## SET OF TASKS
**1.** In the Crownhill passage, why were the forts built around Plymouth called "Palmerston's Follies"?
**2.** Retype everything in the Crownhill passage from "Crownhill is a" down to "to 2021 census)", without any changes.
**3.** Continue the Crownhill passage from its last sentence.

Suburb of Plymouth, Devon

Crownhill is a suburb in northern Plymouth, in the county of Devon, England. It is the home to Crownhill fort, a popular tourist attraction and museum. According to the 2021 census, Crownhill has a population of 6,411 people. 3,089 are male whereas 3,322 are female. There is an estimate population density (people/km2), of around 2,917.1, with an estimated 2,814 households (according to 2021 census)

==Overview==
It was originally known as Knackersknowle, meaning "the hill of the knacker's yard". In 1860 a fort was built on a high piece of land, just to the north west of the village, on the site of a building called Crown Hill, presumably because of its dominating position overlooking all the surrounding area. The village and surrounding area eventually adopted the same name. The fort was one of many Palmerston Forts built around Plymouth under the instruction of the then Prime Minister, Lord Palmerston, as a defence for the dockyard at Devonport against the French. The construction of these forts was eventually found to be unnecessary and as such they have been called "Palmerston's Follies". Crownhill Fort has now been restored as a tourist attraction and its guns are fired more often now then they ever were in anger. For a long time Crownhill was predominantly a garrison area with Plumer Barracks and more recently Seaton Barracks, demolished finally in the late 1990s.

(Dataset excerpts)

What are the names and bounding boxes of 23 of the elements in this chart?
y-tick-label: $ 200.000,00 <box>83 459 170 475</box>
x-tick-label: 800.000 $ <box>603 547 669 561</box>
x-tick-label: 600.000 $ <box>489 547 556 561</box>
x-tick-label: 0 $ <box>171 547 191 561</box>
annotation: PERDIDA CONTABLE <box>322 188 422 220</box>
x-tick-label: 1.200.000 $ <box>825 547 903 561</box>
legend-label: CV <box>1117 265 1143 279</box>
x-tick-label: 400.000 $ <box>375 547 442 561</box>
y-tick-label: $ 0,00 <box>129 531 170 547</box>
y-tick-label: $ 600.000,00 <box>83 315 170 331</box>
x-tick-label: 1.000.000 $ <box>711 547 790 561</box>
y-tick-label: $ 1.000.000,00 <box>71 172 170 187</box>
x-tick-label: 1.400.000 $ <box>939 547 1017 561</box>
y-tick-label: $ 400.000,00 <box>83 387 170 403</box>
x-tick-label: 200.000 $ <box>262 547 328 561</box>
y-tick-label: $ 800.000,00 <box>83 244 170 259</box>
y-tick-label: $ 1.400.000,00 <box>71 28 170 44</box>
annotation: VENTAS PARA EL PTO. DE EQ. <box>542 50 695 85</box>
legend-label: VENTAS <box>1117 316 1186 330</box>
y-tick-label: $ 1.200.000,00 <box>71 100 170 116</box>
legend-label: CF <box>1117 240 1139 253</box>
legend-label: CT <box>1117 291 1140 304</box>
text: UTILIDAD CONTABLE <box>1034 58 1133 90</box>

## EXERCISE RESULTS
**1.** They were called "Palmerston's Follies" because their construction was eventually found to be unnecessary.

**2.**
Crownhill is a suburb in northern Plymouth, in the county of Devon, England. It is the home to Crownhill fort, a popular tourist attraction and museum. According to the 2021 census, Crownhill has a population of 6,411 people. 3,089 are male whereas 3,322 are female. There is an estimate population density (people/km2), of around 2,917.1, with an estimated 2,814 households (according to 2021 census)

**3.**
This mostly 1930s suburb grew around the junction of the A386 Tavistock Road and the A374 road (later the A38 and now the B3413) from Plympton to Saltash Passage. Following realignment of the A386 in the 1970s the old Tavistock road has been isolated and renamed Morshead Road. There is a pub, a post office, a few convenience stores, many takeaways and an Indian restaurant. Crownhill is the home of the divisional police headquarters and a Catholic boys comprehensive school. There is also a large fire station and close by a big garden centre. The district is very popular because it is very close to the A38 Parkway/Devon Expressway and is near to the local general hospital at Derriford without being so far from the city centre four miles south that it is isolated and inaccessible as are so many of Plymouth's satellite suburbs.

Crownhill is mostly known for being the main place in the book Witchhill by Marcus Segdwick.

==Cultural references==
"Union Street (Last Post)", a track on the 2006 album Witness by contemporary West Country folk duo Show of Hands, features Crownhill as the home of one of the song's subjects. The song tells a tale of love and loss amongst the pubs and clubs of Union Street at the time of the Falklands Conflict.